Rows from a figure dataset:
* begin *
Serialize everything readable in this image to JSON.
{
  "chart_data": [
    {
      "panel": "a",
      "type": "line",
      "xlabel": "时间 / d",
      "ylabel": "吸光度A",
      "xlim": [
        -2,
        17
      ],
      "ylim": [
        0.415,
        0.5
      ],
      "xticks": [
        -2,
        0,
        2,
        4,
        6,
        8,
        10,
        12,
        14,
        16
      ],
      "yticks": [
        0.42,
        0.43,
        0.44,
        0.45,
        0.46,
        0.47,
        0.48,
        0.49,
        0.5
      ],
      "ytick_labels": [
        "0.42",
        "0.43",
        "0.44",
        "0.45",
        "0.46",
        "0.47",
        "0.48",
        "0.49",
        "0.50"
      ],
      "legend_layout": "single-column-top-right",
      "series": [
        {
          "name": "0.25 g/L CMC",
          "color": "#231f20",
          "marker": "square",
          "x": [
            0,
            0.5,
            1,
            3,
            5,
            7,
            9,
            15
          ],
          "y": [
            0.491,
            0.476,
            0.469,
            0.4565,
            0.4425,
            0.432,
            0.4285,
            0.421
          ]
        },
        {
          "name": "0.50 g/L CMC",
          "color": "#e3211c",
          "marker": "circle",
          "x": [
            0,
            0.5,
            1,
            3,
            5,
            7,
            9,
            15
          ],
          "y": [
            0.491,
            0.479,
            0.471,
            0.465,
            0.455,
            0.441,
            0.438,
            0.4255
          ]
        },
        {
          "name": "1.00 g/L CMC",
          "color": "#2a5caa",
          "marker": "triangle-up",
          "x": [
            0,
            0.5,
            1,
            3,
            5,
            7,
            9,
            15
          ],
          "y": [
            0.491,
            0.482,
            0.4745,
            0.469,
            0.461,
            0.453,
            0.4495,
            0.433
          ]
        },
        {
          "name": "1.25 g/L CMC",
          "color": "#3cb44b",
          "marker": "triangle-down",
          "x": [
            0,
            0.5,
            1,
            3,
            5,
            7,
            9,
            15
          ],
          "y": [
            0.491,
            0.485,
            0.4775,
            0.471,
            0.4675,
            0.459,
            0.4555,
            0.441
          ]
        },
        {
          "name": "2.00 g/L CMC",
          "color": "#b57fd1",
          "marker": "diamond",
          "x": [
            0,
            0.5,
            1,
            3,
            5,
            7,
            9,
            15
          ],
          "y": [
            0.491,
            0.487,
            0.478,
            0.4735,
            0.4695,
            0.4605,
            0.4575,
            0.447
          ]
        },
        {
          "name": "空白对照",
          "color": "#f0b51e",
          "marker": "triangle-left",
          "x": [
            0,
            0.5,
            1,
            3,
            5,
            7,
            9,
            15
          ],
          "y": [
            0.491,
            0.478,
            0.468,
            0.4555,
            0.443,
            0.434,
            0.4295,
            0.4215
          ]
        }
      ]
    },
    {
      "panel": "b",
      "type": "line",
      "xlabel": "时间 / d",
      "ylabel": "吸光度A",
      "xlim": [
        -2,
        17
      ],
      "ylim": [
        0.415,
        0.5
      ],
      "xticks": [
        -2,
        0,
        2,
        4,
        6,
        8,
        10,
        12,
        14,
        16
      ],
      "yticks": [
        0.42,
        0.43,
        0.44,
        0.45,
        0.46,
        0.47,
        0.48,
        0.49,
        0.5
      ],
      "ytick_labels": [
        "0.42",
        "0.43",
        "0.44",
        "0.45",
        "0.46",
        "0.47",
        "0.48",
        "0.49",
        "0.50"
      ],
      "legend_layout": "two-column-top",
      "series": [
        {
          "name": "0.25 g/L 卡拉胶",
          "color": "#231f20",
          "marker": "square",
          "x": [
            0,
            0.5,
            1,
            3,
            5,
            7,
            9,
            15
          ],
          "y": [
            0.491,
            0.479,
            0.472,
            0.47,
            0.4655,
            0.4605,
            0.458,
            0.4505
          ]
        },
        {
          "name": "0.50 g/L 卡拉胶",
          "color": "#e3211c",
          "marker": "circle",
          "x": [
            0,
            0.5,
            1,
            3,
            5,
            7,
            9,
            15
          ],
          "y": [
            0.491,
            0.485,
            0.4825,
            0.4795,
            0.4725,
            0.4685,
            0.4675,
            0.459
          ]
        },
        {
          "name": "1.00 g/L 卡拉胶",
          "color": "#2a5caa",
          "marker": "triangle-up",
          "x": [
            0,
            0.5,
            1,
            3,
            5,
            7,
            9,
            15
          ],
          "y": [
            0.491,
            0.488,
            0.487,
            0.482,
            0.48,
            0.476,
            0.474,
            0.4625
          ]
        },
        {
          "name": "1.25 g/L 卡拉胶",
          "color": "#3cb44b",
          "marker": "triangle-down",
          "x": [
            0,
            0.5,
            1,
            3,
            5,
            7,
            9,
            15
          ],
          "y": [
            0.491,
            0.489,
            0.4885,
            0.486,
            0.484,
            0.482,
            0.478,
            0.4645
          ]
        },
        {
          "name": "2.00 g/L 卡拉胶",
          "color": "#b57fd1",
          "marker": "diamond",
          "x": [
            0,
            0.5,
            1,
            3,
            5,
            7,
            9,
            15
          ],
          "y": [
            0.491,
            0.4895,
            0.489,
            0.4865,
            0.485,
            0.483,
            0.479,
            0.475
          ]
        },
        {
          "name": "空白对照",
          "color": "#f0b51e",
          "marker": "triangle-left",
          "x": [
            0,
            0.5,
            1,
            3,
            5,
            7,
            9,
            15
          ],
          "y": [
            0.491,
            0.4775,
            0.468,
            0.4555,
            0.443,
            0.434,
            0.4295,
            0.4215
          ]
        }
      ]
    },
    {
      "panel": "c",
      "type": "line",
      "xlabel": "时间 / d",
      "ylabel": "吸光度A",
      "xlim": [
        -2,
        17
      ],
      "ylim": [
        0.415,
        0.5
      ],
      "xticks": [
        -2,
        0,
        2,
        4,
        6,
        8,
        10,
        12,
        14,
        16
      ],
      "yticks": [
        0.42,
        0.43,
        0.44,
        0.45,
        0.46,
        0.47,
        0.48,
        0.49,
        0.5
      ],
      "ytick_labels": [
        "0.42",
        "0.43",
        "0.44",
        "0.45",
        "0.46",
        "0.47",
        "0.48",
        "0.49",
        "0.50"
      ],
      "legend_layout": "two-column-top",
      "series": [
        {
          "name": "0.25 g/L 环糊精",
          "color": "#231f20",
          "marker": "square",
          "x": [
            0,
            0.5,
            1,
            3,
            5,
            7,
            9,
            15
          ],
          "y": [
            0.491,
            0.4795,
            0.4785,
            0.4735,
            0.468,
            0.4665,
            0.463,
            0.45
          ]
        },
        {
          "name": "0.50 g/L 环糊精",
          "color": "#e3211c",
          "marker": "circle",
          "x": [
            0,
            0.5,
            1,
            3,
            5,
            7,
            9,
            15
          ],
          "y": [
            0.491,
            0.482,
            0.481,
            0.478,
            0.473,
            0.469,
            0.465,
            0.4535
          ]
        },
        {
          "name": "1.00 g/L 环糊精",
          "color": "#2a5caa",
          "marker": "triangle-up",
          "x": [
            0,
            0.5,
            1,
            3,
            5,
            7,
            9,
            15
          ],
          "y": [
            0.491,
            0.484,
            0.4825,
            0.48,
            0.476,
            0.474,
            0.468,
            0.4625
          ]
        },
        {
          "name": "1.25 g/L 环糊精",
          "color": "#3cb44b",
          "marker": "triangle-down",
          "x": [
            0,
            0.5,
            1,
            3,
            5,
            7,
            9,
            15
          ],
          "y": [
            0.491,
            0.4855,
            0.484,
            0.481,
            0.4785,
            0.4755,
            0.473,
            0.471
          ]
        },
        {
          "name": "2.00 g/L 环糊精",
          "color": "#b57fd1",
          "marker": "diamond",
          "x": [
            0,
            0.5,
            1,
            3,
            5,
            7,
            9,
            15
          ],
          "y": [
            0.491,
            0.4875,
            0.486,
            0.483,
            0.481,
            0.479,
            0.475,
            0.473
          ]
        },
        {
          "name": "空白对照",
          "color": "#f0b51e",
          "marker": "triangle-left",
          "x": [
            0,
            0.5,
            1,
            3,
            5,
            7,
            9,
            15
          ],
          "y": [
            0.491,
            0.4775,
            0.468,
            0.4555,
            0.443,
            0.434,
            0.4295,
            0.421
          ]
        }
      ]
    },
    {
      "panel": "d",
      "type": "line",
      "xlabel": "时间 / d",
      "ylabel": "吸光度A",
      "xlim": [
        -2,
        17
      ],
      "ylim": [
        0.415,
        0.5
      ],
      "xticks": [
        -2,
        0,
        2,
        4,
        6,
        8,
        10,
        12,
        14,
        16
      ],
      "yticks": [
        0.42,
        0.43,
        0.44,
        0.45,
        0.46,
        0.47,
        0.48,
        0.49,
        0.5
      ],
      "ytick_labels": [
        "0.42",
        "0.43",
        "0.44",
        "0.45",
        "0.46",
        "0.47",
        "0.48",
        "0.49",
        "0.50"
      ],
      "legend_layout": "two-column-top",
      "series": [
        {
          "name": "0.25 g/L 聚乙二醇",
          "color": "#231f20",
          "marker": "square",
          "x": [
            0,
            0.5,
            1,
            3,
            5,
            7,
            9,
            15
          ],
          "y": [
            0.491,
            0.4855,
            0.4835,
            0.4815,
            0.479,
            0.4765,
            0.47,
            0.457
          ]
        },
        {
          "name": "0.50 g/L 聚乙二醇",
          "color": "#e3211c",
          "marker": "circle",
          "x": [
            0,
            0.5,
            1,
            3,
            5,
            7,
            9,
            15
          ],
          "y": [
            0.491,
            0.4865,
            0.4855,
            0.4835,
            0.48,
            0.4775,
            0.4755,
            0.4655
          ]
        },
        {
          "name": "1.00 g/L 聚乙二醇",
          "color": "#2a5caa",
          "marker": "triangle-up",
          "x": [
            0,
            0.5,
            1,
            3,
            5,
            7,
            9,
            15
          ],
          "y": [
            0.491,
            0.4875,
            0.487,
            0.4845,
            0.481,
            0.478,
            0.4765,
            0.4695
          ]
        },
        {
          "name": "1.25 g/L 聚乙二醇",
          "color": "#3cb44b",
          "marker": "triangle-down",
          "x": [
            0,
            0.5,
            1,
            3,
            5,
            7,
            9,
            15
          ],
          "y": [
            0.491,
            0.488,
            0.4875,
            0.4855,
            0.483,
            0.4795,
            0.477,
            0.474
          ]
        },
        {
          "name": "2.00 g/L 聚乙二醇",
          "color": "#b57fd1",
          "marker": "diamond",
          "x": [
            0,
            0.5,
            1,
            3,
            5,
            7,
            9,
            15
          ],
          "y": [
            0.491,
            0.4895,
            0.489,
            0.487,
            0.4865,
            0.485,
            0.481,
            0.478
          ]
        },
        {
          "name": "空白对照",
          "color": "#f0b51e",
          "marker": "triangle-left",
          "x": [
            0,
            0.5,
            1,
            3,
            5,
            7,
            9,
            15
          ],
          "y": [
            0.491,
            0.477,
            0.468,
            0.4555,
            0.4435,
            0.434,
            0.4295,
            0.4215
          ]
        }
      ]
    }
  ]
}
* end *
__What you will do__
Find all lines holding the string "聚乙二醇" and copy them.

__The solution__
          "name": "0.25 g/L 聚乙二醇",
          "name": "0.50 g/L 聚乙二醇",
          "name": "1.00 g/L 聚乙二醇",
          "name": "1.25 g/L 聚乙二醇",
          "name": "2.00 g/L 聚乙二醇",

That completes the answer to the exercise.